DESCRIPTION OF THE TASK:
Count how many lines contain "JSON" and reply with that number only.

* BEGIN INFORMATION GIVEN *

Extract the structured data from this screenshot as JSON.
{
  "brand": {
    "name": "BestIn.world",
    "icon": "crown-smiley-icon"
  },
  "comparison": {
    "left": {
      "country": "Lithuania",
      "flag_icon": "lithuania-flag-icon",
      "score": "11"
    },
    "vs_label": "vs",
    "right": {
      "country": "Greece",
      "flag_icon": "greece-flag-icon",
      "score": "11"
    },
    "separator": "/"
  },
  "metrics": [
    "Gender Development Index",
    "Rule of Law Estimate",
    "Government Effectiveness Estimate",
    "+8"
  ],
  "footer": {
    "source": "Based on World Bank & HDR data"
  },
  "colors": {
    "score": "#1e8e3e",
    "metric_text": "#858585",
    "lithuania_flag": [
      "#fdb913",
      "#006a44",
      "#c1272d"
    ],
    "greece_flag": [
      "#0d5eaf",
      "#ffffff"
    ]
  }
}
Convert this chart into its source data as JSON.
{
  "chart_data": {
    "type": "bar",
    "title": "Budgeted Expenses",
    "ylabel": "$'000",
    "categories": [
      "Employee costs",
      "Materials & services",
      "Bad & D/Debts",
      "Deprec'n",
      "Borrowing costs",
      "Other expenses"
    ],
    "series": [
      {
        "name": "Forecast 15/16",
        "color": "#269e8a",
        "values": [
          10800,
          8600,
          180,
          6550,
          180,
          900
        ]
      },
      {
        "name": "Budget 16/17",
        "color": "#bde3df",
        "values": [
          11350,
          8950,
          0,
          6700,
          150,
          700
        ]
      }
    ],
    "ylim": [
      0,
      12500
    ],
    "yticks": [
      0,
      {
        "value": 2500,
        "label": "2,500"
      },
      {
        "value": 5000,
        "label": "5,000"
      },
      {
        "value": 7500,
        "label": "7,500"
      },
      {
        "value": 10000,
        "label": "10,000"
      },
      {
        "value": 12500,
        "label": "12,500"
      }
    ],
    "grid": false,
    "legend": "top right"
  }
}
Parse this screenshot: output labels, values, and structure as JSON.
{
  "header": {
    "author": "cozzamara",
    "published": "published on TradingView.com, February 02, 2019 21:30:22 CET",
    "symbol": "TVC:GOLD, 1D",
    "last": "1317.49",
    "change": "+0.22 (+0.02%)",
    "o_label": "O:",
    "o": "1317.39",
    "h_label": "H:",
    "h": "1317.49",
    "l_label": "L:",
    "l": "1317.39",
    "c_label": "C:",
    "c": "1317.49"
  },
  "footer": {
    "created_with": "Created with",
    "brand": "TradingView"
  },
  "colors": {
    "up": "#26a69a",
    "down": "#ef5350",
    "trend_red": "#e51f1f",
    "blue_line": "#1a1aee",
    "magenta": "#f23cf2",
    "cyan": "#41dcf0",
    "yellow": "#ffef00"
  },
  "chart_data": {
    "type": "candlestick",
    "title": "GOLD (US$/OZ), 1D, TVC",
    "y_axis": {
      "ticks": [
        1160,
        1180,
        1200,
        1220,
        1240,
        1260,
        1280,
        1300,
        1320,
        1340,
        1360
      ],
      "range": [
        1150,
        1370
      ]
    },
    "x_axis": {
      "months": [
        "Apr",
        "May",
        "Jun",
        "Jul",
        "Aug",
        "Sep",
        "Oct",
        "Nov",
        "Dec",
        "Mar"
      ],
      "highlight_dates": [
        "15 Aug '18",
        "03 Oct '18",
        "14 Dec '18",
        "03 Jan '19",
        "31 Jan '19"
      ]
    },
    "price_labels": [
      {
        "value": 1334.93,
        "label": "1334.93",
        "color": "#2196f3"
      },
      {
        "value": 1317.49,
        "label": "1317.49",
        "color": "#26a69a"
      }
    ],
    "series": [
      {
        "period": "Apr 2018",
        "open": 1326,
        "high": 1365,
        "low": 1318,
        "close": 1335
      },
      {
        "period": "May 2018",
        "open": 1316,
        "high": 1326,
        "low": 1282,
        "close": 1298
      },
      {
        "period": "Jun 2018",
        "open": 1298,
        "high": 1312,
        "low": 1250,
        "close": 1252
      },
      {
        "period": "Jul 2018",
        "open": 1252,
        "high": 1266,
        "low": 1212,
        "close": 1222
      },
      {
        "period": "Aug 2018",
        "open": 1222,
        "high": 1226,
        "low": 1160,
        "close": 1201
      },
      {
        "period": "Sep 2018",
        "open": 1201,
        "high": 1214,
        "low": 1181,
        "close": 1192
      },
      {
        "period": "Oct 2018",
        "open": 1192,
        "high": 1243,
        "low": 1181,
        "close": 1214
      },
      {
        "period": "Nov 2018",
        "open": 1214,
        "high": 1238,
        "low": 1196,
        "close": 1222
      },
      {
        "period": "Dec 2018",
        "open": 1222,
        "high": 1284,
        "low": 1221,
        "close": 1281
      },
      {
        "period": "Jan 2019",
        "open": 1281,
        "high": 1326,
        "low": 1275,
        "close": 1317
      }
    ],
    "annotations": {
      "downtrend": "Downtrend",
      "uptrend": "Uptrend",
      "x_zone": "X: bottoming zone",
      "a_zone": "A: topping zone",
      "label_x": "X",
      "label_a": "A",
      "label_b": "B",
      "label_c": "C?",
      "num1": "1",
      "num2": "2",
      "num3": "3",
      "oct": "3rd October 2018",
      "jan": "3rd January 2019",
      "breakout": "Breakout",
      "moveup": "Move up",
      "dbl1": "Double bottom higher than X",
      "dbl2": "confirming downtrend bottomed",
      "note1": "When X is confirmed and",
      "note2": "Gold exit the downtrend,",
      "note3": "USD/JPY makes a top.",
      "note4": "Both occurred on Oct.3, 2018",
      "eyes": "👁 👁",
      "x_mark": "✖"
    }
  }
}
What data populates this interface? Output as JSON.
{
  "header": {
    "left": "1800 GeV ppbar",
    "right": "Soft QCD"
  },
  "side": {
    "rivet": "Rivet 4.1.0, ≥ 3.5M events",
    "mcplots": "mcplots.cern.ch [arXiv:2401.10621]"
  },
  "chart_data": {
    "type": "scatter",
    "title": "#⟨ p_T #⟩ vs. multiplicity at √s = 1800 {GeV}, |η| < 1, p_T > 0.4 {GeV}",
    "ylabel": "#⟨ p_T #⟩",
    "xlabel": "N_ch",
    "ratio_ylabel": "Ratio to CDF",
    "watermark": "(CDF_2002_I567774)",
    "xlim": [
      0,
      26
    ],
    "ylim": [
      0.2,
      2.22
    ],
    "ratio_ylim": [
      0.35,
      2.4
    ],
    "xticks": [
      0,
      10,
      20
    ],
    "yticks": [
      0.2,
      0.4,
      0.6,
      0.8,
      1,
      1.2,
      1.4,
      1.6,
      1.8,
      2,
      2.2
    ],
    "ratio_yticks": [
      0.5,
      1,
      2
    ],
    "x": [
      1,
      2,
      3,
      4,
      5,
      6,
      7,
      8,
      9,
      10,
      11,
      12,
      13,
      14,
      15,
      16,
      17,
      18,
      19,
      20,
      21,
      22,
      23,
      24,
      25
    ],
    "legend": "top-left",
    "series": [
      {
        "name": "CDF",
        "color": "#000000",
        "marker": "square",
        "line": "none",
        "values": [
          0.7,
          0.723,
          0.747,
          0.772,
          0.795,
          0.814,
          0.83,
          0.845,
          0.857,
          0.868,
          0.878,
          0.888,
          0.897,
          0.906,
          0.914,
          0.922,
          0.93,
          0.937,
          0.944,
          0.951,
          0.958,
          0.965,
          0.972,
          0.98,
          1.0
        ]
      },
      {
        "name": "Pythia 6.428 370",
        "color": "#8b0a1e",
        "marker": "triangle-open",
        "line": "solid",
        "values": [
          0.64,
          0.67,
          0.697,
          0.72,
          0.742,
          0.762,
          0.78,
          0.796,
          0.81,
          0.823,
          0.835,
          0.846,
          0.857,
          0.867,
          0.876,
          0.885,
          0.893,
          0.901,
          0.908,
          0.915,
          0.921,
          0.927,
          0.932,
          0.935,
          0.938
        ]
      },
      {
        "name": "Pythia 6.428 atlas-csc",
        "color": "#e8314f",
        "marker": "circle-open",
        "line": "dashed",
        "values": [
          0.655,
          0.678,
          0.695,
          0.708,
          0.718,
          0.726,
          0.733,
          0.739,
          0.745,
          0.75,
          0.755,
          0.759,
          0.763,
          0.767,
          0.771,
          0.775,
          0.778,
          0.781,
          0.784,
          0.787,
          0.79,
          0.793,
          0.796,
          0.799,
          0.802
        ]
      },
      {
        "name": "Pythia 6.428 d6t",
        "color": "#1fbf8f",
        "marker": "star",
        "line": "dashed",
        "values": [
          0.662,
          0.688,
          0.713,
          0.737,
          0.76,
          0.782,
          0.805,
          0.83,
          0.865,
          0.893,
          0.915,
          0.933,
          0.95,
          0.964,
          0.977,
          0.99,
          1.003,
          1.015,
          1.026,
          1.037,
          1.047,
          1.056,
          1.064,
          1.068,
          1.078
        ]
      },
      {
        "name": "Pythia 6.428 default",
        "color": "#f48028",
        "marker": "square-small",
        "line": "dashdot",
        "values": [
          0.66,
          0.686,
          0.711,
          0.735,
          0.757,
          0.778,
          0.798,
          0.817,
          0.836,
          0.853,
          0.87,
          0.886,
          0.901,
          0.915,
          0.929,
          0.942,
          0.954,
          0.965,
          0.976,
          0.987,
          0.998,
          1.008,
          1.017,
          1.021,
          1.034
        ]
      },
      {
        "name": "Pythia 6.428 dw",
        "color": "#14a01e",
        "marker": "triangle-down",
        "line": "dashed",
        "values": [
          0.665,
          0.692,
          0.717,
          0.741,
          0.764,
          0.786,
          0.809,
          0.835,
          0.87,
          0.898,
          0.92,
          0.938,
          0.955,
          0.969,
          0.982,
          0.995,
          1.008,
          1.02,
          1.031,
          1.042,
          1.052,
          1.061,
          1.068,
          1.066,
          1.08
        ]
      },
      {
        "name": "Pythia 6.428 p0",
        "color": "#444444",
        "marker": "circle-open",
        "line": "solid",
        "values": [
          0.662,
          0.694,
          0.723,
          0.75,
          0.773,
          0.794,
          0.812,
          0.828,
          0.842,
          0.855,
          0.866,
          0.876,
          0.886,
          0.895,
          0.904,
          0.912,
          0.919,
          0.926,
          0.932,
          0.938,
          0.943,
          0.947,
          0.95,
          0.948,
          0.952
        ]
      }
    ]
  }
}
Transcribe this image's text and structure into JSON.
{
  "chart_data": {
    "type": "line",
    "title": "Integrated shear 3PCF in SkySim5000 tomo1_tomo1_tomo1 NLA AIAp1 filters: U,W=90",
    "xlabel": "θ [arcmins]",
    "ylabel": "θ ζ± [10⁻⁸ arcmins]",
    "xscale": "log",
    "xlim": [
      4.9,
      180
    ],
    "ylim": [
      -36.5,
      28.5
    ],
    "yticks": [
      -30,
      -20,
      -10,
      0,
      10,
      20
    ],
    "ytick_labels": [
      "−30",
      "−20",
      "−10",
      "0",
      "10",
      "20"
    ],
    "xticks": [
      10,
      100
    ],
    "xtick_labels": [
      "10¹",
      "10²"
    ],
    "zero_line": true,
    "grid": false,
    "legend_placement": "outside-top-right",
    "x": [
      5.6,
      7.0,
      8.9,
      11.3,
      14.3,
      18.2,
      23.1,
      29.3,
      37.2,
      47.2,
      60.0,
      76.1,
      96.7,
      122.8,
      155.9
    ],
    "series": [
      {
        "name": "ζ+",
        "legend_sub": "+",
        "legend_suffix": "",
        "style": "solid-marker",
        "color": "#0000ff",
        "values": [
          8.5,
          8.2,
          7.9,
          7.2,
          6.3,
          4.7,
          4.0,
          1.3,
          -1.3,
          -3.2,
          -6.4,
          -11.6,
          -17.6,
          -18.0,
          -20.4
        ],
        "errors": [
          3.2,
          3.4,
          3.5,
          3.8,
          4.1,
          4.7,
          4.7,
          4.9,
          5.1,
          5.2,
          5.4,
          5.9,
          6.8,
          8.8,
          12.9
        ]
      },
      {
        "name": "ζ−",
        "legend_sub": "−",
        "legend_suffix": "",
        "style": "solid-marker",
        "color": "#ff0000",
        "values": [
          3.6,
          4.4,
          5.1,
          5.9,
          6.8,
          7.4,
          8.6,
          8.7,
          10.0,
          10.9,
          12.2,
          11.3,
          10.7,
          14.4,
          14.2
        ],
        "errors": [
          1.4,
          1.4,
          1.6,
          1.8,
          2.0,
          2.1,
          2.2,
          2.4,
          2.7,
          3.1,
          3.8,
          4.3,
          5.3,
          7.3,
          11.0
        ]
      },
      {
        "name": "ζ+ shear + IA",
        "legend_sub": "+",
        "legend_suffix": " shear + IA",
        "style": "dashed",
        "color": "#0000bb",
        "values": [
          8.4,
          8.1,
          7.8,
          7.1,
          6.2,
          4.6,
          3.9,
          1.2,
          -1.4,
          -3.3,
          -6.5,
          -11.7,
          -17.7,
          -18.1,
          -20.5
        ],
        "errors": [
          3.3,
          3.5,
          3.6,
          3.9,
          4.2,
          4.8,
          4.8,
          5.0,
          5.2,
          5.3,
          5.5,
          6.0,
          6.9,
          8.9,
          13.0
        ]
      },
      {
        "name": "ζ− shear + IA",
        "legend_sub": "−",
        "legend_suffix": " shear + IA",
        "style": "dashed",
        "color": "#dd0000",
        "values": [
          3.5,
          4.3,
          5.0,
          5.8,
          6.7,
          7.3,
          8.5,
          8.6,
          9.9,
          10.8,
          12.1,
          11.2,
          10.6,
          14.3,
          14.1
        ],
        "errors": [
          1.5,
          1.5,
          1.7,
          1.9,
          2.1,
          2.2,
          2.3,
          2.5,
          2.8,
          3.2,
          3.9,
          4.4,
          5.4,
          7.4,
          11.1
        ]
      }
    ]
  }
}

* END INFORMATION GIVEN *

FINISHED TASK:
5